◆ Dataset excerpts ◆
* * *
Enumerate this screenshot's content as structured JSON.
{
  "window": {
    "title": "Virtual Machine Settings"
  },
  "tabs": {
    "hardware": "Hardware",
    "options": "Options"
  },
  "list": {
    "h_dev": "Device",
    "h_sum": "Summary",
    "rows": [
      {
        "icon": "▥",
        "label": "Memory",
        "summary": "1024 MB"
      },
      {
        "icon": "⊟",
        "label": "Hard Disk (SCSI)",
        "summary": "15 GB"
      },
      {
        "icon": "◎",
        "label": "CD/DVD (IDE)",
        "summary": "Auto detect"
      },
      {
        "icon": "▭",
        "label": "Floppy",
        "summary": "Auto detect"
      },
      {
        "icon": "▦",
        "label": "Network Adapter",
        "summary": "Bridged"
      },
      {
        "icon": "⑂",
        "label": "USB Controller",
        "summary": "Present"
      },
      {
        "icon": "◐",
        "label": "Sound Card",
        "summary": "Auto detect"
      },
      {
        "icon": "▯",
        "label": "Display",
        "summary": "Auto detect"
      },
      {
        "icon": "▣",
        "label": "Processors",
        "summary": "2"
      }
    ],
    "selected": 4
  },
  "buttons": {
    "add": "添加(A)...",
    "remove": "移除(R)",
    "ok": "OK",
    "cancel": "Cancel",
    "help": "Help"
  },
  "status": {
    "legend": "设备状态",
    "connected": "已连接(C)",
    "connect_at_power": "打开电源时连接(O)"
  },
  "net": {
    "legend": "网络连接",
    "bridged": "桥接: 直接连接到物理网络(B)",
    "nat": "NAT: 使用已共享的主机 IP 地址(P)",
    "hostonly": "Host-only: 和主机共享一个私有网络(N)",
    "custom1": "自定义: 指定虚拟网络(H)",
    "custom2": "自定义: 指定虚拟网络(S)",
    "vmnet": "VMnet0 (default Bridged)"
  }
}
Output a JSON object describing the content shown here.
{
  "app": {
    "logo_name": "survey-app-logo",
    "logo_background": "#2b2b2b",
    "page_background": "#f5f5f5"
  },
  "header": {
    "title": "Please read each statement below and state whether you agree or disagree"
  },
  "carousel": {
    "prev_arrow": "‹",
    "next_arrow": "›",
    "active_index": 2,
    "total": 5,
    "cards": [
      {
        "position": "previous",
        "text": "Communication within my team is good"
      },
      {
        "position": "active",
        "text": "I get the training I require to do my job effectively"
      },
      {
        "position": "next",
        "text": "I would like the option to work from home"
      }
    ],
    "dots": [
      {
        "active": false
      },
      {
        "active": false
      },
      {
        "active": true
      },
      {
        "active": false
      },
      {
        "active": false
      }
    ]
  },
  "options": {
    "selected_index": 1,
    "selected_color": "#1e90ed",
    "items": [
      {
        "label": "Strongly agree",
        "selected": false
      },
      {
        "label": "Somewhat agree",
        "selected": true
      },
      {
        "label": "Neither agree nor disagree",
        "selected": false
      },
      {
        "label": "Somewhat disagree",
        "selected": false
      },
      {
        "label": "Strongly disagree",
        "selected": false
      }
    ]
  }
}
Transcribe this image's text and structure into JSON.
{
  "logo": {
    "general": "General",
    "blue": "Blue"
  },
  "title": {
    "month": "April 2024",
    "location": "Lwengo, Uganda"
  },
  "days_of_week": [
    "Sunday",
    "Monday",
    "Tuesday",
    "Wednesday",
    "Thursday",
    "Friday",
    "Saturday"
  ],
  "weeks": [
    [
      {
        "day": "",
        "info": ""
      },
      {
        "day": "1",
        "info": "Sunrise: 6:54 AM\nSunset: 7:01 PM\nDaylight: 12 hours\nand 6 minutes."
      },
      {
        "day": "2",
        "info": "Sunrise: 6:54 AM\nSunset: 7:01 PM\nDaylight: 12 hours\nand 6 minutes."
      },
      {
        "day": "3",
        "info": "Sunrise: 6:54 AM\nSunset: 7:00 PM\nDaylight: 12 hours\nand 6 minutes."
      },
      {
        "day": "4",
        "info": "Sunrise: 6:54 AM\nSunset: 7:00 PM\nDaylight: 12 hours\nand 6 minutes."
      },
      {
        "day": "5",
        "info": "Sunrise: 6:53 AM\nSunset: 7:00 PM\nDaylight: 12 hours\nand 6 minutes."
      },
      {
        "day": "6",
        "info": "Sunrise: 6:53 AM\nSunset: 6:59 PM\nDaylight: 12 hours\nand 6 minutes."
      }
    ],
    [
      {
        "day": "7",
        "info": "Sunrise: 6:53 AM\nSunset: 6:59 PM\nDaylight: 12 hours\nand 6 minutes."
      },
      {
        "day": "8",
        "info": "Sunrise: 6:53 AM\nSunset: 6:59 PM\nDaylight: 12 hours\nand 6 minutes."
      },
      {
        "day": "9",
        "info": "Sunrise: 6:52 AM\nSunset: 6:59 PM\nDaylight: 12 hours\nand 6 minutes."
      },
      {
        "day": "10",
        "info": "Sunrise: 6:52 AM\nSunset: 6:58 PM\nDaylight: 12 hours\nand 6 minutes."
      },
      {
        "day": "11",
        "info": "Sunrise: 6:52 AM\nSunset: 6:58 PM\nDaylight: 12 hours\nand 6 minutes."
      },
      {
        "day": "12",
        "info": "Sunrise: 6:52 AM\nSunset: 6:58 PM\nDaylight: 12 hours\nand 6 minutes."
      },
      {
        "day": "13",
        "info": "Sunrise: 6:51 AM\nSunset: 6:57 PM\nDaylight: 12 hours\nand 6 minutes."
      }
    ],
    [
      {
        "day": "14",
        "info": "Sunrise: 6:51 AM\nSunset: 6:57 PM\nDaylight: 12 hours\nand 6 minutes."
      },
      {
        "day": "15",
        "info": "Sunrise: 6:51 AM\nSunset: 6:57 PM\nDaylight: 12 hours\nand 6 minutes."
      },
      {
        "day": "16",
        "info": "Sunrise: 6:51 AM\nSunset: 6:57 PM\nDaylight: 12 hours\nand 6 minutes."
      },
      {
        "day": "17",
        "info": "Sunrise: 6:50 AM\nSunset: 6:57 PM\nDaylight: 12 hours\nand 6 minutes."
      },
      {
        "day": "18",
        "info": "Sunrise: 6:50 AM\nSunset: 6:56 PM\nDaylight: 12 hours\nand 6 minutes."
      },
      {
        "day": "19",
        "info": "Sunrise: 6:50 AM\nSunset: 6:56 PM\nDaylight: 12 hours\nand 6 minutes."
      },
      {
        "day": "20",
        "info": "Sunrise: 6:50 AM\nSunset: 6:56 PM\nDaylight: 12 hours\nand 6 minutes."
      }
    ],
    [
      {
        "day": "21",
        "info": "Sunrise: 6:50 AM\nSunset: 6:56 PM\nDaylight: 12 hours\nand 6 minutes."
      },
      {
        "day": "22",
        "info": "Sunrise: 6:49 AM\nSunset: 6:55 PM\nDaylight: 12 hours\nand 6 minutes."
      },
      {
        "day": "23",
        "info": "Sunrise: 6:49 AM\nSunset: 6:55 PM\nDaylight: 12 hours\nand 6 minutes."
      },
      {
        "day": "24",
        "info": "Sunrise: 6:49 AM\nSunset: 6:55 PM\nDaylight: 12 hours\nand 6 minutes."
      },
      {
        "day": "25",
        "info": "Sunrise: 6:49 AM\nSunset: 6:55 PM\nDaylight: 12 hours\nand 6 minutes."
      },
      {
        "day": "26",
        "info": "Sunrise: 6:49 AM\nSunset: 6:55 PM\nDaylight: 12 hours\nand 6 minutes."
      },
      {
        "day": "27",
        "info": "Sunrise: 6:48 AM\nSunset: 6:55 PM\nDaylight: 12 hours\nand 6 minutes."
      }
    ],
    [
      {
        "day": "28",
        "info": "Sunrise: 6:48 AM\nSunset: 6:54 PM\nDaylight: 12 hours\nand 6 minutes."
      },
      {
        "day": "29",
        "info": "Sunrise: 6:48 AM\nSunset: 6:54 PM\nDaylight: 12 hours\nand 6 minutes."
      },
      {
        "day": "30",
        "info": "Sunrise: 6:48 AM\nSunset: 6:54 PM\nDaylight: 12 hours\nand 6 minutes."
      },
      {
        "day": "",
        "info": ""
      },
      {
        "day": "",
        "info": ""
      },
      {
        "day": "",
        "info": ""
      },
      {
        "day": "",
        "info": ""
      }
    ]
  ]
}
* * *
◆ Directive ◆
What is the number of lines above that contain the string "text"? Answer with the number alone.

◆ Result ◆
4